Most patients will tell you they go to the doctor more nervous about all the referrals and potential costs than they are about the reason for the visit and that’s a really, really sad proposition and most practices these days, the doctors are incentivized to not necessarily consider what happens to your patient once you give them 10 referrals to go get pictures and blood work.
What I’m saying is we’ve, you order doctors in their comp models if they consider, and actually their staff and our care coordination center are supporting them that we’re going to direct you. You have to take it up. We’re going to make sure you go to a specialist who takes Cigna and who, by the way, we know has good outcomes. We have that data.
BI: What’s it like for a doctor working at ProHEALTH. Do they feel they have a voice regarding the direction of the organization and its strategy, or do they just come in and do their job and not worry about it?

EXTRACTED ENTRIES
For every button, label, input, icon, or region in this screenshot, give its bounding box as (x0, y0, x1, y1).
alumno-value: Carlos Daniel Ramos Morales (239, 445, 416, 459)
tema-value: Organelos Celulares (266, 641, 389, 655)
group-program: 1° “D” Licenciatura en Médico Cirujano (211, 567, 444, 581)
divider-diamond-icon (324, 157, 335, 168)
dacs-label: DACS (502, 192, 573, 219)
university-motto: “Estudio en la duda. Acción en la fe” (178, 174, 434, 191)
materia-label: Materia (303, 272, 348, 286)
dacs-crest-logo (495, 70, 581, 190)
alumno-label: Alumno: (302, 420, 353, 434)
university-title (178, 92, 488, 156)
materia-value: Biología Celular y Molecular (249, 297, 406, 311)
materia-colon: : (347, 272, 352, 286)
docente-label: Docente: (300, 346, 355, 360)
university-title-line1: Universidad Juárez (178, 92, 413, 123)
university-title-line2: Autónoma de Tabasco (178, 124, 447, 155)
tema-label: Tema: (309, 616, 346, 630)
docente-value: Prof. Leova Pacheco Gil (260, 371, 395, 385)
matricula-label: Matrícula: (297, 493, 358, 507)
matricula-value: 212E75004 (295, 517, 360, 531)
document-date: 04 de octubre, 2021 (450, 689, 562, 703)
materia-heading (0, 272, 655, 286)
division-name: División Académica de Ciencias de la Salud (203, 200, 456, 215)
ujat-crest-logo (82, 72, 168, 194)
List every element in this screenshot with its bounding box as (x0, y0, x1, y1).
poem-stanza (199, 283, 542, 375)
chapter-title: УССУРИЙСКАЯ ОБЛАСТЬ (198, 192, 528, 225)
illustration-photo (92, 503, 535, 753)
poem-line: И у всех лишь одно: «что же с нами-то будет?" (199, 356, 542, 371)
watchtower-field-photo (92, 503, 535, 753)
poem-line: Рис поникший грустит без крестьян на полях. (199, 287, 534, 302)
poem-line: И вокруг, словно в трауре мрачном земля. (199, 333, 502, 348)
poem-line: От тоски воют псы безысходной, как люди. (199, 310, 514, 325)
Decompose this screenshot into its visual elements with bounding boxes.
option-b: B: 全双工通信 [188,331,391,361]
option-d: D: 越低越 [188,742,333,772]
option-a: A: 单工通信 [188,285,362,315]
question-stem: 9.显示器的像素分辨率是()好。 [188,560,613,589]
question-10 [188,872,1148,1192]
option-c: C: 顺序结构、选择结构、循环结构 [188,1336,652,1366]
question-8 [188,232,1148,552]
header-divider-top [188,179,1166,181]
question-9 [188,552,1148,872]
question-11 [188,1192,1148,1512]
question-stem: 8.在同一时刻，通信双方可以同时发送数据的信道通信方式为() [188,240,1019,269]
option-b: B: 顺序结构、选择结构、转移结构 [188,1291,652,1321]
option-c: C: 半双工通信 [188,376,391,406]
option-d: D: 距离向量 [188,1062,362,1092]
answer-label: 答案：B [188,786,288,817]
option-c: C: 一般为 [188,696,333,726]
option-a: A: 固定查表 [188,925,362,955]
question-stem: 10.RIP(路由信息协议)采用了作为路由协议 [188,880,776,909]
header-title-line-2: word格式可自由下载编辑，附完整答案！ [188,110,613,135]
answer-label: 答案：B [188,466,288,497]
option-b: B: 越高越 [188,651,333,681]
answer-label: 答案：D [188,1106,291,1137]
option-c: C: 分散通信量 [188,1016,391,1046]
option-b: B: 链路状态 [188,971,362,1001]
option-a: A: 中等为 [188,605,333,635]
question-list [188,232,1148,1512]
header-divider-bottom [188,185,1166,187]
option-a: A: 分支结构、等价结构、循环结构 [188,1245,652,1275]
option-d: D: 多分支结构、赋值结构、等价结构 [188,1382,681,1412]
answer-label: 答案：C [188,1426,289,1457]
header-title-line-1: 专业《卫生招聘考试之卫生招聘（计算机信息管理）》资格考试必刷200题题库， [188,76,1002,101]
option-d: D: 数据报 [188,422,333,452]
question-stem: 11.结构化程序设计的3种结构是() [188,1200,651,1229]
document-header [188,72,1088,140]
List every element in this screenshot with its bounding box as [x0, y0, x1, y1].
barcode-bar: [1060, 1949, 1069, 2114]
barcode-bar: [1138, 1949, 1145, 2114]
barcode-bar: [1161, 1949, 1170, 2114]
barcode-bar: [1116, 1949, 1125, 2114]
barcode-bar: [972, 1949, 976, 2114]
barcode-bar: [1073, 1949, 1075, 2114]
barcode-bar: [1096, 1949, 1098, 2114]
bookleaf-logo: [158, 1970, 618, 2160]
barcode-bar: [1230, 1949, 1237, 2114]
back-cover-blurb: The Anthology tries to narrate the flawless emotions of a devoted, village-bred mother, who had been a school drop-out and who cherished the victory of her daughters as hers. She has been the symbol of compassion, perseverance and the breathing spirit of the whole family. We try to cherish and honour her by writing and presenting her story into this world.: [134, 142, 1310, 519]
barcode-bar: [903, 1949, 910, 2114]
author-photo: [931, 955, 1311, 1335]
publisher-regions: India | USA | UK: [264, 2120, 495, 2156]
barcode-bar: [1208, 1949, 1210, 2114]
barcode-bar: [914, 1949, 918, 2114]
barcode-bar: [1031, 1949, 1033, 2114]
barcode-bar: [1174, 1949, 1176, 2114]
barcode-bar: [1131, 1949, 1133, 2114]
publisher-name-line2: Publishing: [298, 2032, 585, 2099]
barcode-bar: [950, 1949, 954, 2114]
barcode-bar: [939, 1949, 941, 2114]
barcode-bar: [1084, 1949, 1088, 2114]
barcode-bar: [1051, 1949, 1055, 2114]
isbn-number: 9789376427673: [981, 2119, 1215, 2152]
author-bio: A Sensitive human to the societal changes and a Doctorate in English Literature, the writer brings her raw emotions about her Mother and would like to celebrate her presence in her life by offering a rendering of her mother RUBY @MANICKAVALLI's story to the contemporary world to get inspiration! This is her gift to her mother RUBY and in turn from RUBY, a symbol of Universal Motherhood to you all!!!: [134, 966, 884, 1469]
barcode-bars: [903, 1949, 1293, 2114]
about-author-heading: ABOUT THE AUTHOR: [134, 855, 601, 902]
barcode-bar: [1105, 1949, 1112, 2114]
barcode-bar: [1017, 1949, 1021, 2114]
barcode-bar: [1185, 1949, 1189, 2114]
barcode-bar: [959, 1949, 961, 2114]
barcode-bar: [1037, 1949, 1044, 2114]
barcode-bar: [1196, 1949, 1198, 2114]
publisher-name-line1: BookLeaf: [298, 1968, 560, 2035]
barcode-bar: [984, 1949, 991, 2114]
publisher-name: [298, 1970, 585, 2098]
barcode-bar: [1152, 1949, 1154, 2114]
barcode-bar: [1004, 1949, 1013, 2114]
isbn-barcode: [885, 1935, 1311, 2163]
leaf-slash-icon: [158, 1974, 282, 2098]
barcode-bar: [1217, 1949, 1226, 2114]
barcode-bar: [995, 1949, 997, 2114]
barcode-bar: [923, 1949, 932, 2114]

PROBLEM TO SOLVE
Continue the ProHEALTH interview excerpt, starting right after its last line.

OUTPUT FOR THIS EXERCISE
ZB: I think the thing I’m most proud of is that when Optum does surveys on our doctors they say that they feel very empowered. We currently have quarterly chair meetings with over 20 chairs and quarterly chiefs meetings, with over 35 chiefs. They play a critical role in our organization and are highly respected for their work as clinicians and academics; as well as their leadership within ProHEALTH. They often serve as mentors for new physicians.
We have quarterly physician meetings, where usually we have over 500 of the doctors on site and another few hundred on via webex. I also do outreach. So out of the 284 sites we have in the in the marketplace from Suffolk to the five boroughs of, each week I go out to a handful of sites, whether our urgent care or our imaging sites or primary care practices.
Once a month we take one of our specialties and we spend the whole night together talking about everything from updates and clinical programs to innovations in telemedicine. We spend a lot of time as a community of physicians and I’m truly just a member of that community. Now. Am I the guy who deals with the media, am I the guy who deals with their payors? Yes. Does that make me really kind of the most important or of the singular leader? Absolutely not. So, I’m the representative, but the doctors that I represent who are touching patients every day, they are the ones who come to me with direction and it’s my job to execute on their vision of what they see.
One of the things I’m most proud of what we’ve built and continue to build is that it’s a private sector business.
BI: Any final thoughts on the future for ProHEALTH and US healthcare in general?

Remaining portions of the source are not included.